[ENTRIES SHOWN]:
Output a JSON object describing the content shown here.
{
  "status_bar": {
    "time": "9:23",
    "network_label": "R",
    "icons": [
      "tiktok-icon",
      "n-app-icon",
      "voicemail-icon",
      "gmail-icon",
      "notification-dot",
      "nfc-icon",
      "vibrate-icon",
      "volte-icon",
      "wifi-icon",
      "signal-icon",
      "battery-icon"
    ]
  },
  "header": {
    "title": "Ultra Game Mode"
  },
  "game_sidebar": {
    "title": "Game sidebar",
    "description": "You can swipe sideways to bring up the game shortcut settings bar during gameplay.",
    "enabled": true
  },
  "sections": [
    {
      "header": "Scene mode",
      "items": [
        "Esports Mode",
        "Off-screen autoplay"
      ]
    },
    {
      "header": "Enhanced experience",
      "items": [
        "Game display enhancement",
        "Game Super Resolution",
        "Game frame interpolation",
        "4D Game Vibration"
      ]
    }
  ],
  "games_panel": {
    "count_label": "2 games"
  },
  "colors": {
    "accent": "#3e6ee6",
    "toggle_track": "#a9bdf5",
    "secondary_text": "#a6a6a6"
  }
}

[WHAT IS BEING ASKED]: Every entry should be printed again exactly as it stands.

[RESULT OF THIS EXERCISE]:
Output a JSON object describing the content shown here.
{
  "status_bar": {
    "time": "9:23",
    "network_label": "R",
    "icons": [
      "tiktok-icon",
      "n-app-icon",
      "voicemail-icon",
      "gmail-icon",
      "notification-dot",
      "nfc-icon",
      "vibrate-icon",
      "volte-icon",
      "wifi-icon",
      "signal-icon",
      "battery-icon"
    ]
  },
  "header": {
    "title": "Ultra Game Mode"
  },
  "game_sidebar": {
    "title": "Game sidebar",
    "description": "You can swipe sideways to bring up the game shortcut settings bar during gameplay.",
    "enabled": true
  },
  "sections": [
    {
      "header": "Scene mode",
      "items": [
        "Esports Mode",
        "Off-screen autoplay"
      ]
    },
    {
      "header": "Enhanced experience",
      "items": [
        "Game display enhancement",
        "Game Super Resolution",
        "Game frame interpolation",
        "4D Game Vibration"
      ]
    }
  ],
  "games_panel": {
    "count_label": "2 games"
  },
  "colors": {
    "accent": "#3e6ee6",
    "toggle_track": "#a9bdf5",
    "secondary_text": "#a6a6a6"
  }
}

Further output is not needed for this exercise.